- **Aim**
State only the number of lines that include "учетом".

- **Records for the task**
_ _ _ _ _ _ _
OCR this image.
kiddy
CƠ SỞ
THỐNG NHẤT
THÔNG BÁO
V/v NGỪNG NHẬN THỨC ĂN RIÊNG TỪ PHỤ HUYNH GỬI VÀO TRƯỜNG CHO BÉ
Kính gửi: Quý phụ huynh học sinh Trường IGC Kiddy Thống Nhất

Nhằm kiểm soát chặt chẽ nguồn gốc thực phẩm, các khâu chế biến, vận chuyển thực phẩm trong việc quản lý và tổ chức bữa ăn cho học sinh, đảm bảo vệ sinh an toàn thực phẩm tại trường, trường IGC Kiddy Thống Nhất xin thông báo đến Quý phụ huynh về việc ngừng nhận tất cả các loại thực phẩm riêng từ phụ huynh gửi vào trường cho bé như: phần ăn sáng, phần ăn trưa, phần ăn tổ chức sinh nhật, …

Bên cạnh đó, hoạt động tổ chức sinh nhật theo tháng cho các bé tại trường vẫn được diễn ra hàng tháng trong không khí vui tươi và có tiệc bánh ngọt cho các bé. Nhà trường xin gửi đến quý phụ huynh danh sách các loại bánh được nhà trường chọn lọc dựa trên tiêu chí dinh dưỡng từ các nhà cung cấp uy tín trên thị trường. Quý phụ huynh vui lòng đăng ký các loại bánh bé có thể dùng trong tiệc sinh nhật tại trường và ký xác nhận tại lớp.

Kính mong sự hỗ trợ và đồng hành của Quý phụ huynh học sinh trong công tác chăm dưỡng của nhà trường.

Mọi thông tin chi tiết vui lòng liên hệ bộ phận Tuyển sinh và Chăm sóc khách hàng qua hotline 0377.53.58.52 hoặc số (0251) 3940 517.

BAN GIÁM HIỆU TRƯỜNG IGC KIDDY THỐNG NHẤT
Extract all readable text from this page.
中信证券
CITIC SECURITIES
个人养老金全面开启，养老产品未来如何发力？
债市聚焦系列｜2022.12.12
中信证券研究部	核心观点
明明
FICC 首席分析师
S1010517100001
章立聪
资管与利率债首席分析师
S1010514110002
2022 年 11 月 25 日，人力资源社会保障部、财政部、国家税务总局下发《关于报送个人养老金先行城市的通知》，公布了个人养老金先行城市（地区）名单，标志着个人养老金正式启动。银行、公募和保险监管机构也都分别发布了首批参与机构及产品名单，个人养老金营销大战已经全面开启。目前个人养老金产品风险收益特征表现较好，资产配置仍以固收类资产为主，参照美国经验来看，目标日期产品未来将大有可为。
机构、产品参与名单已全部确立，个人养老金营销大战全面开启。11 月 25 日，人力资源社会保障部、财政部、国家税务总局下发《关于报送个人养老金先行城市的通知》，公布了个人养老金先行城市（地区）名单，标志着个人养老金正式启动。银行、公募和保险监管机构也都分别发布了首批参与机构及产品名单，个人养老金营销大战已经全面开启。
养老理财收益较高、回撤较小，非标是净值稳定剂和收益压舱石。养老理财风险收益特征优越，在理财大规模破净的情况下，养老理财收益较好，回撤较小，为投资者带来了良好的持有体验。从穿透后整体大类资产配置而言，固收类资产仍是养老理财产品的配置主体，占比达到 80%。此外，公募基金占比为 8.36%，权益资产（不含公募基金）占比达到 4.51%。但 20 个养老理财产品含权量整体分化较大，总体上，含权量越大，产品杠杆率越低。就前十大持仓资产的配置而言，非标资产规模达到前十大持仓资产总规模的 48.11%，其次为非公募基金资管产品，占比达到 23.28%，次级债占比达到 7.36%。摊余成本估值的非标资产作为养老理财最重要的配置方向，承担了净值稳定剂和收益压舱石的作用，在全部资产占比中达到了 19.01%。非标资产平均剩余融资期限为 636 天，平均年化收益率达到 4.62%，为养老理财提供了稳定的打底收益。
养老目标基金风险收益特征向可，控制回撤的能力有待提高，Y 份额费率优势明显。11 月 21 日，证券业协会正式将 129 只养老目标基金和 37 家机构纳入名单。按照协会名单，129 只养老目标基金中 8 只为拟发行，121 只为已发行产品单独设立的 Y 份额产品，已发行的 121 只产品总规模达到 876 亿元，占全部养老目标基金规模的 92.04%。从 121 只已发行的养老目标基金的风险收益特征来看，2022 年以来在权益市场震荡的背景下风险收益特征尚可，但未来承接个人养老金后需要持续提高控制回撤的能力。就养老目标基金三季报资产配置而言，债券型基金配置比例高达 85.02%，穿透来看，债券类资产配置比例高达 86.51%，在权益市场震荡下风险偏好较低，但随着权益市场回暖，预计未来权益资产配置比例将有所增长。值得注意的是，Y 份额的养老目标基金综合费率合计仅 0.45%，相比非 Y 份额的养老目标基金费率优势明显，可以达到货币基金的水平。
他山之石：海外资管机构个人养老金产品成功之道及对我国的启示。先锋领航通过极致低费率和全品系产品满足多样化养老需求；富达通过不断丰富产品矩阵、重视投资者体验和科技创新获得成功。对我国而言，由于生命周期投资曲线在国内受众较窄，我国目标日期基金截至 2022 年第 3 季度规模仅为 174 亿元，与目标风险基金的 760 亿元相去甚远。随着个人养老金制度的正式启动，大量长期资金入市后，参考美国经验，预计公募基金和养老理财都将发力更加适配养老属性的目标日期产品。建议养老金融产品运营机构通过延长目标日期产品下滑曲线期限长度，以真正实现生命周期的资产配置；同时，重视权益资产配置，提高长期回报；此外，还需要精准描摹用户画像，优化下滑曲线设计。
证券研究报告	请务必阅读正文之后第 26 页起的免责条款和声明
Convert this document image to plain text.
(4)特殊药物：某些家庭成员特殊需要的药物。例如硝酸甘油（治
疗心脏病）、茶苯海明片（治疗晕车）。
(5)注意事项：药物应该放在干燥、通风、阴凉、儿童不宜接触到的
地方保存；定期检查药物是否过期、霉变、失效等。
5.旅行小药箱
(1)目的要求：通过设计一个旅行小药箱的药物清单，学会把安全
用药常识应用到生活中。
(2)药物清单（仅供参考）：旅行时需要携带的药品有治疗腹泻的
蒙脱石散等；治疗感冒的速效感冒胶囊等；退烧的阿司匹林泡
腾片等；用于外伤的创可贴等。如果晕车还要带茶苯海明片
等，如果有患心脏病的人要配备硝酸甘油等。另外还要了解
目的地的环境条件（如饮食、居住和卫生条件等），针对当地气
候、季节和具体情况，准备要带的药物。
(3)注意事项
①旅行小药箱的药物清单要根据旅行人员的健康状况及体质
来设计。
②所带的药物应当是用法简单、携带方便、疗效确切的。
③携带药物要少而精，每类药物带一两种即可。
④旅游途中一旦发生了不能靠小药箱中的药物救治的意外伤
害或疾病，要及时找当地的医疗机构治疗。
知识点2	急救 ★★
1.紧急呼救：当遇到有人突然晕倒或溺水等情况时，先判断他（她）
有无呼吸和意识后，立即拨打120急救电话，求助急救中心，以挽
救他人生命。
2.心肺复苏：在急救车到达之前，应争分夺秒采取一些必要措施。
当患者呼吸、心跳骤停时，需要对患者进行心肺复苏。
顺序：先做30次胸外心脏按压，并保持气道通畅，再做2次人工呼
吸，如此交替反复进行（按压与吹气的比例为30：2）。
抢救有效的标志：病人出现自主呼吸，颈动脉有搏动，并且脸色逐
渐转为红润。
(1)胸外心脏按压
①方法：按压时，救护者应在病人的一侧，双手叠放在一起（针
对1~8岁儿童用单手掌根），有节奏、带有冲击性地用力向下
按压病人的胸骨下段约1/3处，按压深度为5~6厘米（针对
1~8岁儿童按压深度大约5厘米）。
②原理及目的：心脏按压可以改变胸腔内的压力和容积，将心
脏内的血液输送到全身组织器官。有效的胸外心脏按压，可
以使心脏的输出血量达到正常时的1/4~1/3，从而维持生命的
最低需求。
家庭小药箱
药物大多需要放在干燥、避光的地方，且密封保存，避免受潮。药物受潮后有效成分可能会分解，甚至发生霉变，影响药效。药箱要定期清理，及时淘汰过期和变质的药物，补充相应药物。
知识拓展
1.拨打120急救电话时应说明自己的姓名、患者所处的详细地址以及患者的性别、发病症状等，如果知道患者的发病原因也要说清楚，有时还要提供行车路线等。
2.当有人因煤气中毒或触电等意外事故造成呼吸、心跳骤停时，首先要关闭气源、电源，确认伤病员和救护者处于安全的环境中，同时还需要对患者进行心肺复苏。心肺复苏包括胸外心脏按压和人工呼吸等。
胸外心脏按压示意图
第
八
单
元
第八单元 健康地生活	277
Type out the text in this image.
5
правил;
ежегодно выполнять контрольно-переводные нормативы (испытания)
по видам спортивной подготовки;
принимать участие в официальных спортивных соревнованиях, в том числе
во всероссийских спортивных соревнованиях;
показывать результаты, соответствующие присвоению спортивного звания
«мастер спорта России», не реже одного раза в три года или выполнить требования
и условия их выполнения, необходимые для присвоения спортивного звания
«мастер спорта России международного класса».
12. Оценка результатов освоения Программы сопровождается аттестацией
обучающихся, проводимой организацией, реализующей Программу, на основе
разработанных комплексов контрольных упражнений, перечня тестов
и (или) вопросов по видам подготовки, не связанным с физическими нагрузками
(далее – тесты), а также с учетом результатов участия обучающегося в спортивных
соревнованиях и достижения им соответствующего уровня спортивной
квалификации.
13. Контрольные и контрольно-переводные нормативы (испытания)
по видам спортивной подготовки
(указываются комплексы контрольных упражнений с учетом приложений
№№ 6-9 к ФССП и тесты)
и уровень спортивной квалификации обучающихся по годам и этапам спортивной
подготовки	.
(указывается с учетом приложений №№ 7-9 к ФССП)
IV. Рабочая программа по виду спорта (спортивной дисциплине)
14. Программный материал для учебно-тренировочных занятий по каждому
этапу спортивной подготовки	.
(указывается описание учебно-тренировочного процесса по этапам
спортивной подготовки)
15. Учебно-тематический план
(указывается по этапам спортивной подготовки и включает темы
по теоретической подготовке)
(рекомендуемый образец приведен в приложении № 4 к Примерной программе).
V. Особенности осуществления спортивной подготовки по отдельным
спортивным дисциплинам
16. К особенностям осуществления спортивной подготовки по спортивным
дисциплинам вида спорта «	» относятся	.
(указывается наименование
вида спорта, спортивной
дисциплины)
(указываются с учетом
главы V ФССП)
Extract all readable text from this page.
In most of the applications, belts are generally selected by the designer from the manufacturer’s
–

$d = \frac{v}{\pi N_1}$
_ _ _ _ _ _ _
- **Solution for this problem**
4